==== RECORDS SUPPLIED ====

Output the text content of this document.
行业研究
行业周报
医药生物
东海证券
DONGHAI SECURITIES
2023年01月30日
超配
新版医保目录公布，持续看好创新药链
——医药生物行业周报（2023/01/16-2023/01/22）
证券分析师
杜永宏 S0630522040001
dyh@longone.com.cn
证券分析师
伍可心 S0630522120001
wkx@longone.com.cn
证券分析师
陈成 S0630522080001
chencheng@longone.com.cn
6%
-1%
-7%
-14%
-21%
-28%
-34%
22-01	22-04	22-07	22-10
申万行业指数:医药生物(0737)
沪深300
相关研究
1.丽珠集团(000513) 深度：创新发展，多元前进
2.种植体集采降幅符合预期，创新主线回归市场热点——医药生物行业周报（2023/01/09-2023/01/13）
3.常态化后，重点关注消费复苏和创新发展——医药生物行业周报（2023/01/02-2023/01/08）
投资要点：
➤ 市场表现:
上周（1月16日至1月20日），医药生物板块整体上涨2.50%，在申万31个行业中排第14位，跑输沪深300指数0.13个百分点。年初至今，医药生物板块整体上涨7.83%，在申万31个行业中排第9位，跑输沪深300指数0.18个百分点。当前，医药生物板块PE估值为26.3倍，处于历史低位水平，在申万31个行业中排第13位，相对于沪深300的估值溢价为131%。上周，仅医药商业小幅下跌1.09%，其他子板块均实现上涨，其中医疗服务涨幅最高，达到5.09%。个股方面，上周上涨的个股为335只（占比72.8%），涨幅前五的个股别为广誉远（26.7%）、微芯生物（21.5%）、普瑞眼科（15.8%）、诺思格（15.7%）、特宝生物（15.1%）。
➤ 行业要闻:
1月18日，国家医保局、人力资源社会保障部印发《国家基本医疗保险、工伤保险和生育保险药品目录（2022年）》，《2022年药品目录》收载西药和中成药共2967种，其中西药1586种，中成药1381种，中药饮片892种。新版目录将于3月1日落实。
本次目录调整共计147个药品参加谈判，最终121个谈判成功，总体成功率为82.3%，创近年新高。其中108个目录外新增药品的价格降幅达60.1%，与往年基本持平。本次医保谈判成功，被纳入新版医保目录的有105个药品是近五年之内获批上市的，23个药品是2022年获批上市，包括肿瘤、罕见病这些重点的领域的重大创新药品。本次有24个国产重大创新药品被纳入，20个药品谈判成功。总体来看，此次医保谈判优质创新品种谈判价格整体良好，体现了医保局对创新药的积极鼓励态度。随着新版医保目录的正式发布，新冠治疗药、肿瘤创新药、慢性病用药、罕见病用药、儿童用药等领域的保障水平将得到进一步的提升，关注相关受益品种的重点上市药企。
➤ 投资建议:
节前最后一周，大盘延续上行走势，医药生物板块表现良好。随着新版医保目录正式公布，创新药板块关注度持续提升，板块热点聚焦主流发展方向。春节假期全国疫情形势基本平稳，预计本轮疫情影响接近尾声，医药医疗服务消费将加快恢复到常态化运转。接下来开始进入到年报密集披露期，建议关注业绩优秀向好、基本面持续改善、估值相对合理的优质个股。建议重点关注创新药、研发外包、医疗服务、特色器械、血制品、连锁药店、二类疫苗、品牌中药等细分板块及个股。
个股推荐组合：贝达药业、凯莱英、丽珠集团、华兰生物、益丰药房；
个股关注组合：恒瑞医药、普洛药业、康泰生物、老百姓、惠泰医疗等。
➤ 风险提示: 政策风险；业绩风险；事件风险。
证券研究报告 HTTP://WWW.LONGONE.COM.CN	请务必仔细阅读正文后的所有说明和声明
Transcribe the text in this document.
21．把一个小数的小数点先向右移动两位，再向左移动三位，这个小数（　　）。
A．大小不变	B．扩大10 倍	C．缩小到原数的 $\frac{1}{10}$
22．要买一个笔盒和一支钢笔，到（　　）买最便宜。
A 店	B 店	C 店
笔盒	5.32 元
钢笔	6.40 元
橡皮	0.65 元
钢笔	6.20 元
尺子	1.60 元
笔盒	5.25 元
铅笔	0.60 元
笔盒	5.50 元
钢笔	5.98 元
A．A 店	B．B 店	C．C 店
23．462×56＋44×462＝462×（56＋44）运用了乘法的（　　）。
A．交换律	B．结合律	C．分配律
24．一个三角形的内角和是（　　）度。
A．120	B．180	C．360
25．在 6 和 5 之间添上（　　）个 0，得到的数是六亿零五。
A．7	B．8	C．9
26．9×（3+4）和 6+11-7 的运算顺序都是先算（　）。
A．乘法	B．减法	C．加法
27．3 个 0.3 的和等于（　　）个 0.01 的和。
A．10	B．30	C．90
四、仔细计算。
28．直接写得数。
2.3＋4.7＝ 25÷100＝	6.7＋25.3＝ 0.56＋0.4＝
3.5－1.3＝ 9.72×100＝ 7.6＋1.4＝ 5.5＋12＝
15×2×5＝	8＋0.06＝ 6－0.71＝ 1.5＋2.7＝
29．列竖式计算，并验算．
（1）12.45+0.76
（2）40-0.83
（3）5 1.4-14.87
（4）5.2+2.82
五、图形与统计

====

YOUR INSTRUCTIONS
Restate every line of the data word for word.

EXERCISE OUTPUT
Output the text content of this document.
行业研究
行业周报
医药生物
东海证券
DONGHAI SECURITIES
2023年01月30日
超配
新版医保目录公布，持续看好创新药链
——医药生物行业周报（2023/01/16-2023/01/22）
证券分析师
杜永宏 S0630522040001
dyh@longone.com.cn
证券分析师
伍可心 S0630522120001
wkx@longone.com.cn
证券分析师
陈成 S0630522080001
chencheng@longone.com.cn
6%
-1%
-7%
-14%
-21%
-28%
-34%
22-01	22-04	22-07	22-10
申万行业指数:医药生物(0737)
沪深300
相关研究
1.丽珠集团(000513) 深度：创新发展，多元前进
2.种植体集采降幅符合预期，创新主线回归市场热点——医药生物行业周报（2023/01/09-2023/01/13）
3.常态化后，重点关注消费复苏和创新发展——医药生物行业周报（2023/01/02-2023/01/08）
投资要点：
➤ 市场表现:
上周（1月16日至1月20日），医药生物板块整体上涨2.50%，在申万31个行业中排第14位，跑输沪深300指数0.13个百分点。年初至今，医药生物板块整体上涨7.83%，在申万31个行业中排第9位，跑输沪深300指数0.18个百分点。当前，医药生物板块PE估值为26.3倍，处于历史低位水平，在申万31个行业中排第13位，相对于沪深300的估值溢价为131%。上周，仅医药商业小幅下跌1.09%，其他子板块均实现上涨，其中医疗服务涨幅最高，达到5.09%。个股方面，上周上涨的个股为335只（占比72.8%），涨幅前五的个股别为广誉远（26.7%）、微芯生物（21.5%）、普瑞眼科（15.8%）、诺思格（15.7%）、特宝生物（15.1%）。
➤ 行业要闻:
1月18日，国家医保局、人力资源社会保障部印发《国家基本医疗保险、工伤保险和生育保险药品目录（2022年）》，《2022年药品目录》收载西药和中成药共2967种，其中西药1586种，中成药1381种，中药饮片892种。新版目录将于3月1日落实。
本次目录调整共计147个药品参加谈判，最终121个谈判成功，总体成功率为82.3%，创近年新高。其中108个目录外新增药品的价格降幅达60.1%，与往年基本持平。本次医保谈判成功，被纳入新版医保目录的有105个药品是近五年之内获批上市的，23个药品是2022年获批上市，包括肿瘤、罕见病这些重点的领域的重大创新药品。本次有24个国产重大创新药品被纳入，20个药品谈判成功。总体来看，此次医保谈判优质创新品种谈判价格整体良好，体现了医保局对创新药的积极鼓励态度。随着新版医保目录的正式发布，新冠治疗药、肿瘤创新药、慢性病用药、罕见病用药、儿童用药等领域的保障水平将得到进一步的提升，关注相关受益品种的重点上市药企。
➤ 投资建议:
节前最后一周，大盘延续上行走势，医药生物板块表现良好。随着新版医保目录正式公布，创新药板块关注度持续提升，板块热点聚焦主流发展方向。春节假期全国疫情形势基本平稳，预计本轮疫情影响接近尾声，医药医疗服务消费将加快恢复到常态化运转。接下来开始进入到年报密集披露期，建议关注业绩优秀向好、基本面持续改善、估值相对合理的优质个股。建议重点关注创新药、研发外包、医疗服务、特色器械、血制品、连锁药店、二类疫苗、品牌中药等细分板块及个股。
个股推荐组合：贝达药业、凯莱英、丽珠集团、华兰生物、益丰药房；
个股关注组合：恒瑞医药、普洛药业、康泰生物、老百姓、惠泰医疗等。
➤ 风险提示: 政策风险；业绩风险；事件风险。
证券研究报告 HTTP://WWW.LONGONE.COM.CN	请务必仔细阅读正文后的所有说明和声明
Transcribe the text in this document.
21．把一个小数的小数点先向右移动两位，再向左移动三位，这个小数（　　）。
A．大小不变	B．扩大10 倍	C．缩小到原数的 $\frac{1}{10}$
22．要买一个笔盒和一支钢笔，到（　　）买最便宜。
A 店	B 店	C 店
笔盒	5.32 元
钢笔	6.40 元
橡皮	0.65 元
钢笔	6.20 元
尺子	1.60 元
笔盒	5.25 元
铅笔	0.60 元
笔盒	5.50 元
钢笔	5.98 元
A．A 店	B．B 店	C．C 店
23．462×56＋44×462＝462×（56＋44）运用了乘法的（　　）。
A．交换律	B．结合律	C．分配律
24．一个三角形的内角和是（　　）度。
A．120	B．180	C．360
25．在 6 和 5 之间添上（　　）个 0，得到的数是六亿零五。
A．7	B．8	C．9
26．9×（3+4）和 6+11-7 的运算顺序都是先算（　）。
A．乘法	B．减法	C．加法
27．3 个 0.3 的和等于（　　）个 0.01 的和。
A．10	B．30	C．90
四、仔细计算。
28．直接写得数。
2.3＋4.7＝ 25÷100＝	6.7＋25.3＝ 0.56＋0.4＝
3.5－1.3＝ 9.72×100＝ 7.6＋1.4＝ 5.5＋12＝
15×2×5＝	8＋0.06＝ 6－0.71＝ 1.5＋2.7＝
29．列竖式计算，并验算．
（1）12.45+0.76
（2）40-0.83
（3）5 1.4-14.87
（4）5.2+2.82
五、图形与统计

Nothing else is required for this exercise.